• **What this exercise asks**
A. In the following text on Eskort's food parcel donations, how many care packages will Eskort distribute, and over what period?
B. Reproduce the passage of the Eskort food parcel text between "Wednesday, July 15, 2020" and "and butchery outlets.", inclusive.

• **Page text**
####################

Wednesday, July 15, 2020

In line with its corporate social responsibility initiatives, the processed pork products brand is donating over R1 million worth of food parcels through its #EskortCares Covid Food Feeding Scheme, to the communities surrounding its factories and butchery outlets.

During these difficult times the company has stepped forward to support those communities and families that have been at the forefront of supporting the brand for decades.

According to Eskort, research indicates that more than 30% of households in townships are facing the prospect of not having any food for an entire day, and the supply of food parcels has become the most essential service required amongst these citizens.

Arnold Prinsloo, CEO at Eskort Limited notes that every employee is part of the Eskort family and community. “It is for this reason, and the dire situation faced by many families within our communities, that we are empowering all our employees across our manufacturing facilities situated in Heidelberg and Estcourt and Eskort Butchery retail outlets to distribute food hampers directly within their – and by extension our – communities, to those households which are in desperate need thereof.”

Over a period of four months, from May through to August, Eskort will distribute 6,000 much needed care packages to thousands of South Africans facing nutritional food risk. The food parcels represent a significant and heartfelt addition to the already established and effective activity within its broader corporate social responsibility programme aimed at reaching out and supporting the communities with which it has a reciprocal relationship.

####################

• **Data extracts**
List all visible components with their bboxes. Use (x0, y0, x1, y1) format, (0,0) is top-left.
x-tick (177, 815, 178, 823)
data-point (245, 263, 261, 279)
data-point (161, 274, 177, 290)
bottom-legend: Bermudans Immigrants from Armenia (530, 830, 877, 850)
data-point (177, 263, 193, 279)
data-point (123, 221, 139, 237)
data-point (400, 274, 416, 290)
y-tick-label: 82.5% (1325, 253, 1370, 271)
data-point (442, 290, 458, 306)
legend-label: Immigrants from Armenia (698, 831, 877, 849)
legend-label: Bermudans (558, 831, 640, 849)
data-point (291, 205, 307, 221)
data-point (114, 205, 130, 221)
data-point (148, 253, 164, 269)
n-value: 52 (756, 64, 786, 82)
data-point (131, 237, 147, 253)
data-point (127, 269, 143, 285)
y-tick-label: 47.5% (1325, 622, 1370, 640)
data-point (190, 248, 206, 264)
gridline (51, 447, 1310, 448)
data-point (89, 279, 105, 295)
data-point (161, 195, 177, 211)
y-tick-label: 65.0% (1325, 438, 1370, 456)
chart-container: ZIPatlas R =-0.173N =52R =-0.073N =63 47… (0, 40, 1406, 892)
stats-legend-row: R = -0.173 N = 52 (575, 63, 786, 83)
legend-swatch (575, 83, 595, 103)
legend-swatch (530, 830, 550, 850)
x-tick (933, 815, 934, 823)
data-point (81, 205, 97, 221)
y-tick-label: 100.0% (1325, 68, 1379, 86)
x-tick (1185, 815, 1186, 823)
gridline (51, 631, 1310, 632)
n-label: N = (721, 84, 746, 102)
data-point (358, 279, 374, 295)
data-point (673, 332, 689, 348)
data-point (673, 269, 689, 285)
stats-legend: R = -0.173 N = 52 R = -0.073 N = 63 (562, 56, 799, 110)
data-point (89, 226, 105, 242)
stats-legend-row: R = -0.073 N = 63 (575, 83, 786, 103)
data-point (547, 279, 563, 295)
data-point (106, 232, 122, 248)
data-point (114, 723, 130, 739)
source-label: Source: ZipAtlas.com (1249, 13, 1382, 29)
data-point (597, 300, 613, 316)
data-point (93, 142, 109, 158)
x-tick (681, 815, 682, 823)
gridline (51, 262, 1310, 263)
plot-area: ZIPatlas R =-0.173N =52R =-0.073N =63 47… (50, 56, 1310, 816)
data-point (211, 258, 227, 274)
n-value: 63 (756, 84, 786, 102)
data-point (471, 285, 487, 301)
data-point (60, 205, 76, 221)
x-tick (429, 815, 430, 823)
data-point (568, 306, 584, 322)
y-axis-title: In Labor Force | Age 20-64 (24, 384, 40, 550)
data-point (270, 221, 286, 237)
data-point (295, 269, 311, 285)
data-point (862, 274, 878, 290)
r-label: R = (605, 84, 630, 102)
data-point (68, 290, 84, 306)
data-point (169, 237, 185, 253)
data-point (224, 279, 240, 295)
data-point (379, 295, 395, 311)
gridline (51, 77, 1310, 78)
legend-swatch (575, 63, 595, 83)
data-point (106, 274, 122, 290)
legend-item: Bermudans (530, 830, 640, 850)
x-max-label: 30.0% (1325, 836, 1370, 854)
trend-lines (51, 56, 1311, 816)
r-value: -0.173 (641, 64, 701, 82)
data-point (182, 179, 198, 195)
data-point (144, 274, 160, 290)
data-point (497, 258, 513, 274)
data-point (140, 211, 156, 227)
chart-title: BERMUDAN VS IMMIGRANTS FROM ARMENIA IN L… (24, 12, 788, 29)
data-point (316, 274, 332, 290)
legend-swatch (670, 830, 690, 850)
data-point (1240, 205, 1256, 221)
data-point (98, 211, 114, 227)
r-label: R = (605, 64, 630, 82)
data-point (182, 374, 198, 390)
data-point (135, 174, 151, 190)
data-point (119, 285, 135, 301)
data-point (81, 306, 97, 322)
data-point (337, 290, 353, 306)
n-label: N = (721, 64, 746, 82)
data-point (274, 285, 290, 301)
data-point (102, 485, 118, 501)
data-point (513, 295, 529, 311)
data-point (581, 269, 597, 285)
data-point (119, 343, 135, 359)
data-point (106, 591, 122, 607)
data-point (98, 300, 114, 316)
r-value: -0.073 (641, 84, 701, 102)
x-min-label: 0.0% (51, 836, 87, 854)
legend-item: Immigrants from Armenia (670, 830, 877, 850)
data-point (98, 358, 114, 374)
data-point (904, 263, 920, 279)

####################

• **Answers by task**
A. 6,000 care packages over four months, from May through August.

B.
Wednesday, July 15, 2020

In line with its corporate social responsibility initiatives, the processed pork products brand is donating over R1 million worth of food parcels through its #EskortCares Covid Food Feeding Scheme, to the communities surrounding its factories and butchery outlets.